== What is being asked ==
From the records below, copy every line that contains the word "supervisor".

== Recorded information ==
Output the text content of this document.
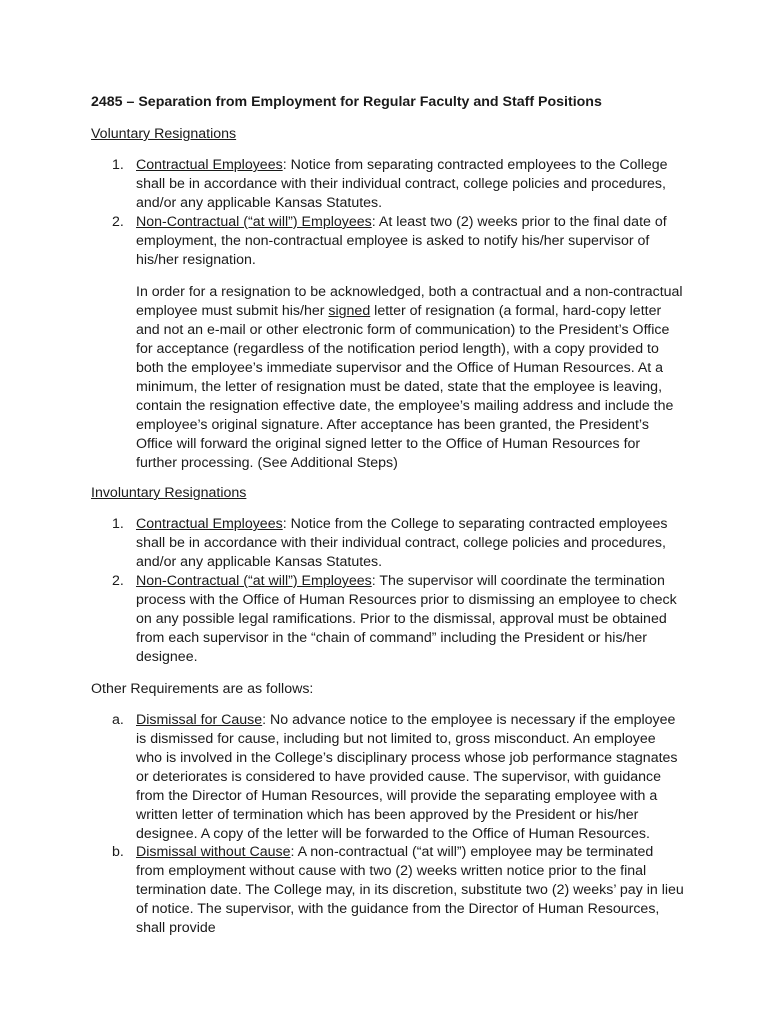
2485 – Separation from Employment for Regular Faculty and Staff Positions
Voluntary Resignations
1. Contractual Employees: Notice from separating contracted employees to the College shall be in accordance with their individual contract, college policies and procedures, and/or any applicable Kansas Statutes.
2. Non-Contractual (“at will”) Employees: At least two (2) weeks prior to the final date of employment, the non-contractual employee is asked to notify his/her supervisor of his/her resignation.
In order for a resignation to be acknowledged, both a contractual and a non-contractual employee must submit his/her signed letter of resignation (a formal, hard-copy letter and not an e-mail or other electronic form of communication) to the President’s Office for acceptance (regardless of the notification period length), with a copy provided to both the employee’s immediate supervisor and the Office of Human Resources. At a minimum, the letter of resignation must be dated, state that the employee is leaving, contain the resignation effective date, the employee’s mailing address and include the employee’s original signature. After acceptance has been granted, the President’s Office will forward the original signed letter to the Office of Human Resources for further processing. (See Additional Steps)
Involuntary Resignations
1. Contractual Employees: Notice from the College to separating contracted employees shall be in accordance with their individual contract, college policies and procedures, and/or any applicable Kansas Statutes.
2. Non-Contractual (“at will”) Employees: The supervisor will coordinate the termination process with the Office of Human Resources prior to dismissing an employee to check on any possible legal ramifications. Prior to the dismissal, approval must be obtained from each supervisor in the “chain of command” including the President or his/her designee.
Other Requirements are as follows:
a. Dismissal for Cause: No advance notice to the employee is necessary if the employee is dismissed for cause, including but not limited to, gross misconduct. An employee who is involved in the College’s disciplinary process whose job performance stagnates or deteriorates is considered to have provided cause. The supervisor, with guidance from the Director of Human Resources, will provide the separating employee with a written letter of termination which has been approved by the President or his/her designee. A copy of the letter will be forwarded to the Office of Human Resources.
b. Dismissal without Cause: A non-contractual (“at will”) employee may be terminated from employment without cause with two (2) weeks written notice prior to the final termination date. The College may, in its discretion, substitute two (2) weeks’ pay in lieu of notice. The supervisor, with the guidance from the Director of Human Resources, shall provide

* * *

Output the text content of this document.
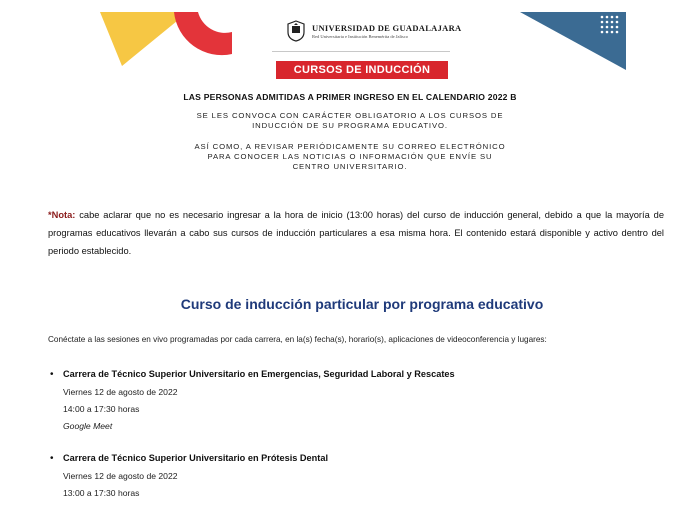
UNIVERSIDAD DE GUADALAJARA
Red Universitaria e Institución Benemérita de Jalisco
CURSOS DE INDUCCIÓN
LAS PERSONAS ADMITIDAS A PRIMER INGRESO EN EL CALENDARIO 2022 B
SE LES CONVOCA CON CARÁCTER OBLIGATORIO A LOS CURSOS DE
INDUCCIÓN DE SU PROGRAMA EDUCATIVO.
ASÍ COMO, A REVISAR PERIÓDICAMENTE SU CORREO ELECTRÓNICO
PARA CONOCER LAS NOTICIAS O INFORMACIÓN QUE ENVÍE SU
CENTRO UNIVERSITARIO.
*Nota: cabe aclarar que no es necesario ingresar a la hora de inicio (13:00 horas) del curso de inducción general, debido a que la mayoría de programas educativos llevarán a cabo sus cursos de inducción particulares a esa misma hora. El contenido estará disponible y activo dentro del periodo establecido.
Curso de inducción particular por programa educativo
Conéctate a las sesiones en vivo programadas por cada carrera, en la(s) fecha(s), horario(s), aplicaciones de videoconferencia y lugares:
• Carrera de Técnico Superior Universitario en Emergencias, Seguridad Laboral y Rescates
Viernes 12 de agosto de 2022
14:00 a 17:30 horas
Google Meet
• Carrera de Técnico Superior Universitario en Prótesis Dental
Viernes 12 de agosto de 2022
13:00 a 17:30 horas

* * *

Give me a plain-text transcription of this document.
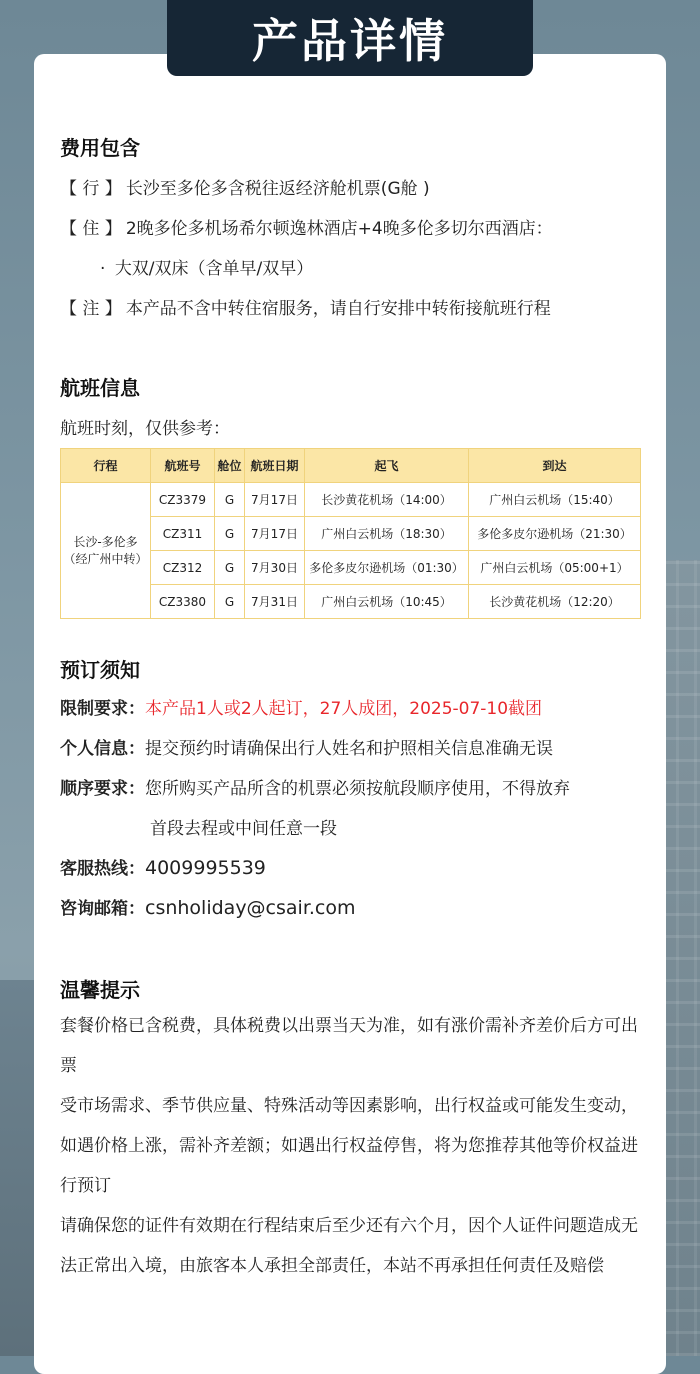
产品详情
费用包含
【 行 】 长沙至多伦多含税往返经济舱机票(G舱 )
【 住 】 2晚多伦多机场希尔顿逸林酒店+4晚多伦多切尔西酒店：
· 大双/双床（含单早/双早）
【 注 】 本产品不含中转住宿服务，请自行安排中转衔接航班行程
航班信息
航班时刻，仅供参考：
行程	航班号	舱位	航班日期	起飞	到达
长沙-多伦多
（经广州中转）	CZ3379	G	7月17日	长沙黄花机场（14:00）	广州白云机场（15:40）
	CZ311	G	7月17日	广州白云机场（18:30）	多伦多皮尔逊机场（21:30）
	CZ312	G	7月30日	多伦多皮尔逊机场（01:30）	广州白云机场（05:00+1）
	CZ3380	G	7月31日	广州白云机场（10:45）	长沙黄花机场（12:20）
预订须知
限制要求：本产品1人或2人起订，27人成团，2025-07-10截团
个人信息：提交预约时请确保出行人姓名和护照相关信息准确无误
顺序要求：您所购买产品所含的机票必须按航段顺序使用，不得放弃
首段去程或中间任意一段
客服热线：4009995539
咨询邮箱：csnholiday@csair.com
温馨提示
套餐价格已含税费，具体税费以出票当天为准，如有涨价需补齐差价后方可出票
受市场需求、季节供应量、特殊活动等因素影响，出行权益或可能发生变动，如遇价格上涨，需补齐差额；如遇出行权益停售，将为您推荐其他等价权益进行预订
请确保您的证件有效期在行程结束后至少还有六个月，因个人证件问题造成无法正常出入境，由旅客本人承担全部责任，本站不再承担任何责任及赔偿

== Result of this exercise ==
2. Non-Contractual (“at will”) Employees: At least two (2) weeks prior to the final date of employment, the non-contractual employee is asked to notify his/her supervisor of his/her resignation.
In order for a resignation to be acknowledged, both a contractual and a non-contractual employee must submit his/her signed letter of resignation (a formal, hard-copy letter and not an e-mail or other electronic form of communication) to the President’s Office for acceptance (regardless of the notification period length), with a copy provided to both the employee’s immediate supervisor and the Office of Human Resources. At a minimum, the letter of resignation must be dated, state that the employee is leaving, contain the resignation effective date, the employee’s mailing address and include the employee’s original signature. After acceptance has been granted, the President’s Office will forward the original signed letter to the Office of Human Resources for further processing. (See Additional Steps)
2. Non-Contractual (“at will”) Employees: The supervisor will coordinate the termination process with the Office of Human Resources prior to dismissing an employee to check on any possible legal ramifications. Prior to the dismissal, approval must be obtained from each supervisor in the “chain of command” including the President or his/her designee.
a. Dismissal for Cause: No advance notice to the employee is necessary if the employee is dismissed for cause, including but not limited to, gross misconduct. An employee who is involved in the College’s disciplinary process whose job performance stagnates or deteriorates is considered to have provided cause. The supervisor, with guidance from the Director of Human Resources, will provide the separating employee with a written letter of termination which has been approved by the President or his/her designee. A copy of the letter will be forwarded to the Office of Human Resources.
b. Dismissal without Cause: A non-contractual (“at will”) employee may be terminated from employment without cause with two (2) weeks written notice prior to the final termination date. The College may, in its discretion, substitute two (2) weeks’ pay in lieu of notice. The supervisor, with the guidance from the Director of Human Resources, shall provide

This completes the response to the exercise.